(Dataset items)
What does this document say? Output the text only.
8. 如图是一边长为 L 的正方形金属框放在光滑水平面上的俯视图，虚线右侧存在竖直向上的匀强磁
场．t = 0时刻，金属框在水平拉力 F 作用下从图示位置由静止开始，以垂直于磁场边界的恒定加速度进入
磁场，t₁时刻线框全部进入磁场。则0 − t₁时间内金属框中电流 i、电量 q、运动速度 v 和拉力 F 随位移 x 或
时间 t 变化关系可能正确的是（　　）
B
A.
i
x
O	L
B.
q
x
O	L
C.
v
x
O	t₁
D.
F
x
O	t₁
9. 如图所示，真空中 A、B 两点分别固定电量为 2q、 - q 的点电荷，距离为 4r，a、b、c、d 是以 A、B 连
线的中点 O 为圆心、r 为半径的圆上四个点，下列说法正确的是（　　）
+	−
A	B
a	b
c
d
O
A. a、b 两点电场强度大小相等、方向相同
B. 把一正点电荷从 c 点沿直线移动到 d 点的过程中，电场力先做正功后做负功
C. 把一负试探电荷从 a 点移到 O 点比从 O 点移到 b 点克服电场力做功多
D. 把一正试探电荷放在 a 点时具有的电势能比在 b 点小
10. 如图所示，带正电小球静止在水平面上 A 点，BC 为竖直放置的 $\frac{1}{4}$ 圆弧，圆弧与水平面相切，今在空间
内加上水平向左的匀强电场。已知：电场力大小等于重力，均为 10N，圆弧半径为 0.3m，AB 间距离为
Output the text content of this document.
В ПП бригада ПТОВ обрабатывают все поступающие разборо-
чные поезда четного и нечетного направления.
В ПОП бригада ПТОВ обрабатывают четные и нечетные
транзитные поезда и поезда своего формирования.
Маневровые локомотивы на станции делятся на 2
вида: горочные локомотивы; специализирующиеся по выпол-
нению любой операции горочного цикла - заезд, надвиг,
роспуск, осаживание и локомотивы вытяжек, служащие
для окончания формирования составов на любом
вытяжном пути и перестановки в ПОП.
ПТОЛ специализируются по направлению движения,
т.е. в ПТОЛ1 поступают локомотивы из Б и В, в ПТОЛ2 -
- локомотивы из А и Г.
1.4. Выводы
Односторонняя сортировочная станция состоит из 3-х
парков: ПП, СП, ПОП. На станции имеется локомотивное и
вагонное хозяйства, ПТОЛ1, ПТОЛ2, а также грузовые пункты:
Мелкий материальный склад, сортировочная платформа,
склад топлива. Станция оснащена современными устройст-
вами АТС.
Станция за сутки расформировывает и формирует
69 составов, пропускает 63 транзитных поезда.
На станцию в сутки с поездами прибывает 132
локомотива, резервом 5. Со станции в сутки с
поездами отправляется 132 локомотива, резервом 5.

- **What to do**
Extract each line of the material exactly as it stands.

- **Task result**
What does this document say? Output the text only.
8. 如图是一边长为 L 的正方形金属框放在光滑水平面上的俯视图，虚线右侧存在竖直向上的匀强磁
场．t = 0时刻，金属框在水平拉力 F 作用下从图示位置由静止开始，以垂直于磁场边界的恒定加速度进入
磁场，t₁时刻线框全部进入磁场。则0 − t₁时间内金属框中电流 i、电量 q、运动速度 v 和拉力 F 随位移 x 或
时间 t 变化关系可能正确的是（　　）
B
A.
i
x
O	L
B.
q
x
O	L
C.
v
x
O	t₁
D.
F
x
O	t₁
9. 如图所示，真空中 A、B 两点分别固定电量为 2q、 - q 的点电荷，距离为 4r，a、b、c、d 是以 A、B 连
线的中点 O 为圆心、r 为半径的圆上四个点，下列说法正确的是（　　）
+	−
A	B
a	b
c
d
O
A. a、b 两点电场强度大小相等、方向相同
B. 把一正点电荷从 c 点沿直线移动到 d 点的过程中，电场力先做正功后做负功
C. 把一负试探电荷从 a 点移到 O 点比从 O 点移到 b 点克服电场力做功多
D. 把一正试探电荷放在 a 点时具有的电势能比在 b 点小
10. 如图所示，带正电小球静止在水平面上 A 点，BC 为竖直放置的 $\frac{1}{4}$ 圆弧，圆弧与水平面相切，今在空间
内加上水平向左的匀强电场。已知：电场力大小等于重力，均为 10N，圆弧半径为 0.3m，AB 间距离为
Output the text content of this document.
В ПП бригада ПТОВ обрабатывают все поступающие разборо-
чные поезда четного и нечетного направления.
В ПОП бригада ПТОВ обрабатывают четные и нечетные
транзитные поезда и поезда своего формирования.
Маневровые локомотивы на станции делятся на 2
вида: горочные локомотивы; специализирующиеся по выпол-
нению любой операции горочного цикла - заезд, надвиг,
роспуск, осаживание и локомотивы вытяжек, служащие
для окончания формирования составов на любом
вытяжном пути и перестановки в ПОП.
ПТОЛ специализируются по направлению движения,
т.е. в ПТОЛ1 поступают локомотивы из Б и В, в ПТОЛ2 -
- локомотивы из А и Г.
1.4. Выводы
Односторонняя сортировочная станция состоит из 3-х
парков: ПП, СП, ПОП. На станции имеется локомотивное и
вагонное хозяйства, ПТОЛ1, ПТОЛ2, а также грузовые пункты:
Мелкий материальный склад, сортировочная платформа,
склад топлива. Станция оснащена современными устройст-
вами АТС.
Станция за сутки расформировывает и формирует
69 составов, пропускает 63 транзитных поезда.
На станцию в сутки с поездами прибывает 132
локомотива, резервом 5. Со станции в сутки с
поездами отправляется 132 локомотива, резервом 5.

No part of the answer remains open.